#### Exercise prompt:
Copy out every line of the following material word for word, with no changes.

#### Records provided:
— Start —
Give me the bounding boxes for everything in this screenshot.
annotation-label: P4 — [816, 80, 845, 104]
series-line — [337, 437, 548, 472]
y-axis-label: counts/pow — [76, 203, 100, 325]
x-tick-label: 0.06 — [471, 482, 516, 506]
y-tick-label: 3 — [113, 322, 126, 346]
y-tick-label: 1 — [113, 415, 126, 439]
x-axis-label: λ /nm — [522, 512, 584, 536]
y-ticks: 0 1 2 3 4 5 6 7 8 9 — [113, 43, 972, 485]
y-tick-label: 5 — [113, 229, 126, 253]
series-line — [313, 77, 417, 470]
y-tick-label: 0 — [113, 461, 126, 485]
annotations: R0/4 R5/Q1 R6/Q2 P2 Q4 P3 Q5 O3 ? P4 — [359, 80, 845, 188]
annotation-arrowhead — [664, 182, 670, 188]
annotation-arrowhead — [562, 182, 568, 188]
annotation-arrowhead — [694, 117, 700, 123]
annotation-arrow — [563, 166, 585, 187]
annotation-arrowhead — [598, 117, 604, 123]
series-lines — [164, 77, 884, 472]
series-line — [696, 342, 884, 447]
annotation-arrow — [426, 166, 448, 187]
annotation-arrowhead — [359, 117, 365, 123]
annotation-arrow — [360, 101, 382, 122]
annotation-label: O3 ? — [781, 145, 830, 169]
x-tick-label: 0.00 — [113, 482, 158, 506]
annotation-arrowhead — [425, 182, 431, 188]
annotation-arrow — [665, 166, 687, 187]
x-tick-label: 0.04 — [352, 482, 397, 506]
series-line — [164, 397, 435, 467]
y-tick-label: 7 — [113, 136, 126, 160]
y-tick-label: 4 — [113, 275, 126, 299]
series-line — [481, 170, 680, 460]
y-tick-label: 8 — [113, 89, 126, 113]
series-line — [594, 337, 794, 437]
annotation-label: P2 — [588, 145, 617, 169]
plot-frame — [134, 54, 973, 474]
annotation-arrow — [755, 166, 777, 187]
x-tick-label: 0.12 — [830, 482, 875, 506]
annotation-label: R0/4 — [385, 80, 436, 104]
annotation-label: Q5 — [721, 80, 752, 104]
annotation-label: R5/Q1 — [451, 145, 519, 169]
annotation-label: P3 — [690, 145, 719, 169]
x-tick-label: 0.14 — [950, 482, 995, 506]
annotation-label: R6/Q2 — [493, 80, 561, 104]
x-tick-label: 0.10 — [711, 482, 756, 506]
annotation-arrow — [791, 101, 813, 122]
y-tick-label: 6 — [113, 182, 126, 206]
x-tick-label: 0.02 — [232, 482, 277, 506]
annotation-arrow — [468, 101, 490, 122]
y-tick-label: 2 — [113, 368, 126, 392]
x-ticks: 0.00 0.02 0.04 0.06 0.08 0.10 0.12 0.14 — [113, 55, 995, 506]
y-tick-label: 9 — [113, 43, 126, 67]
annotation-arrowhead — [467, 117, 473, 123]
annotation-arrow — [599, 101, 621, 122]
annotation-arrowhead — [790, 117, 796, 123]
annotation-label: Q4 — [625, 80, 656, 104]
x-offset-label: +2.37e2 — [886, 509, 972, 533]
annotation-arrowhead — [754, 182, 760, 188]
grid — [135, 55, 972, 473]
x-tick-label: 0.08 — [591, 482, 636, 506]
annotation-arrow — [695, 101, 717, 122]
— End —
#### Correct output:
Give me the bounding boxes for everything in this screenshot.
annotation-label: P4 — [816, 80, 845, 104]
series-line — [337, 437, 548, 472]
y-axis-label: counts/pow — [76, 203, 100, 325]
x-tick-label: 0.06 — [471, 482, 516, 506]
y-tick-label: 3 — [113, 322, 126, 346]
y-tick-label: 1 — [113, 415, 126, 439]
x-axis-label: λ /nm — [522, 512, 584, 536]
y-ticks: 0 1 2 3 4 5 6 7 8 9 — [113, 43, 972, 485]
y-tick-label: 5 — [113, 229, 126, 253]
series-line — [313, 77, 417, 470]
y-tick-label: 0 — [113, 461, 126, 485]
annotations: R0/4 R5/Q1 R6/Q2 P2 Q4 P3 Q5 O3 ? P4 — [359, 80, 845, 188]
annotation-arrowhead — [664, 182, 670, 188]
annotation-arrowhead — [562, 182, 568, 188]
annotation-arrowhead — [694, 117, 700, 123]
annotation-arrow — [563, 166, 585, 187]
annotation-arrowhead — [598, 117, 604, 123]
series-lines — [164, 77, 884, 472]
series-line — [696, 342, 884, 447]
annotation-arrow — [426, 166, 448, 187]
annotation-arrowhead — [359, 117, 365, 123]
annotation-arrow — [360, 101, 382, 122]
annotation-label: O3 ? — [781, 145, 830, 169]
x-tick-label: 0.00 — [113, 482, 158, 506]
annotation-arrowhead — [425, 182, 431, 188]
annotation-arrow — [665, 166, 687, 187]
x-tick-label: 0.04 — [352, 482, 397, 506]
series-line — [164, 397, 435, 467]
y-tick-label: 7 — [113, 136, 126, 160]
y-tick-label: 4 — [113, 275, 126, 299]
series-line — [481, 170, 680, 460]
y-tick-label: 8 — [113, 89, 126, 113]
series-line — [594, 337, 794, 437]
annotation-label: P2 — [588, 145, 617, 169]
plot-frame — [134, 54, 973, 474]
annotation-arrow — [755, 166, 777, 187]
x-tick-label: 0.12 — [830, 482, 875, 506]
annotation-label: R0/4 — [385, 80, 436, 104]
annotation-label: Q5 — [721, 80, 752, 104]
annotation-label: R5/Q1 — [451, 145, 519, 169]
annotation-label: P3 — [690, 145, 719, 169]
x-tick-label: 0.14 — [950, 482, 995, 506]
annotation-label: R6/Q2 — [493, 80, 561, 104]
x-tick-label: 0.10 — [711, 482, 756, 506]
annotation-arrow — [791, 101, 813, 122]
y-tick-label: 6 — [113, 182, 126, 206]
x-tick-label: 0.02 — [232, 482, 277, 506]
annotation-arrow — [468, 101, 490, 122]
y-tick-label: 2 — [113, 368, 126, 392]
x-ticks: 0.00 0.02 0.04 0.06 0.08 0.10 0.12 0.14 — [113, 55, 995, 506]
y-tick-label: 9 — [113, 43, 126, 67]
annotation-arrowhead — [467, 117, 473, 123]
annotation-arrow — [599, 101, 621, 122]
annotation-arrowhead — [790, 117, 796, 123]
annotation-label: Q4 — [625, 80, 656, 104]
x-offset-label: +2.37e2 — [886, 509, 972, 533]
annotation-arrowhead — [754, 182, 760, 188]
grid — [135, 55, 972, 473]
x-tick-label: 0.08 — [591, 482, 636, 506]
annotation-arrow — [695, 101, 717, 122]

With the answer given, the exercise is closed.